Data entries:
== == ==

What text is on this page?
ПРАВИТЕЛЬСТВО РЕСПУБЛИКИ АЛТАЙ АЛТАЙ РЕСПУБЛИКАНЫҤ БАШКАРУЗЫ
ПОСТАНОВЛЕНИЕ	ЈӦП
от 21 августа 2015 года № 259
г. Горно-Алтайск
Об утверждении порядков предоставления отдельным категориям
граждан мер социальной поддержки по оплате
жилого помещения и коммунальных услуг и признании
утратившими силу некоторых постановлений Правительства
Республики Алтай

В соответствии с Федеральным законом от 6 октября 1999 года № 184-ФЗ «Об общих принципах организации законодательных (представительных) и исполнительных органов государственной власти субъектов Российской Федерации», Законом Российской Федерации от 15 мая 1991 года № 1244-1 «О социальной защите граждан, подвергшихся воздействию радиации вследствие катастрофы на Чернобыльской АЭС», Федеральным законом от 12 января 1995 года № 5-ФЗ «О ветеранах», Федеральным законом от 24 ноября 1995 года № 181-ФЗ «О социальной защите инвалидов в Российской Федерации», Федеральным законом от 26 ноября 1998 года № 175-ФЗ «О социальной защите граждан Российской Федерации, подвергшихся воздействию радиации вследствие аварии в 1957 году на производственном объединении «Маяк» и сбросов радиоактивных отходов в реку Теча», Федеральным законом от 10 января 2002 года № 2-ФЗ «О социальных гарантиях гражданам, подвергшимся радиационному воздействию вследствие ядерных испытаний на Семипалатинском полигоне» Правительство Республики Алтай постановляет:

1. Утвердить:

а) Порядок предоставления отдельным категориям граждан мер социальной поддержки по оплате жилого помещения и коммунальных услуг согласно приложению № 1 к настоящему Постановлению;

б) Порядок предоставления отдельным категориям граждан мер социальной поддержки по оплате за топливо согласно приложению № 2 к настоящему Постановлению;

== == ==

◆ AIM:
Write out every line exactly as it stands.

◆ THE RESPONSE:
What text is on this page?
ПРАВИТЕЛЬСТВО РЕСПУБЛИКИ АЛТАЙ АЛТАЙ РЕСПУБЛИКАНЫҤ БАШКАРУЗЫ
ПОСТАНОВЛЕНИЕ	ЈӦП
от 21 августа 2015 года № 259
г. Горно-Алтайск
Об утверждении порядков предоставления отдельным категориям
граждан мер социальной поддержки по оплате
жилого помещения и коммунальных услуг и признании
утратившими силу некоторых постановлений Правительства
Республики Алтай

В соответствии с Федеральным законом от 6 октября 1999 года № 184-ФЗ «Об общих принципах организации законодательных (представительных) и исполнительных органов государственной власти субъектов Российской Федерации», Законом Российской Федерации от 15 мая 1991 года № 1244-1 «О социальной защите граждан, подвергшихся воздействию радиации вследствие катастрофы на Чернобыльской АЭС», Федеральным законом от 12 января 1995 года № 5-ФЗ «О ветеранах», Федеральным законом от 24 ноября 1995 года № 181-ФЗ «О социальной защите инвалидов в Российской Федерации», Федеральным законом от 26 ноября 1998 года № 175-ФЗ «О социальной защите граждан Российской Федерации, подвергшихся воздействию радиации вследствие аварии в 1957 году на производственном объединении «Маяк» и сбросов радиоактивных отходов в реку Теча», Федеральным законом от 10 января 2002 года № 2-ФЗ «О социальных гарантиях гражданам, подвергшимся радиационному воздействию вследствие ядерных испытаний на Семипалатинском полигоне» Правительство Республики Алтай постановляет:

1. Утвердить:

а) Порядок предоставления отдельным категориям граждан мер социальной поддержки по оплате жилого помещения и коммунальных услуг согласно приложению № 1 к настоящему Постановлению;

б) Порядок предоставления отдельным категориям граждан мер социальной поддержки по оплате за топливо согласно приложению № 2 к настоящему Постановлению;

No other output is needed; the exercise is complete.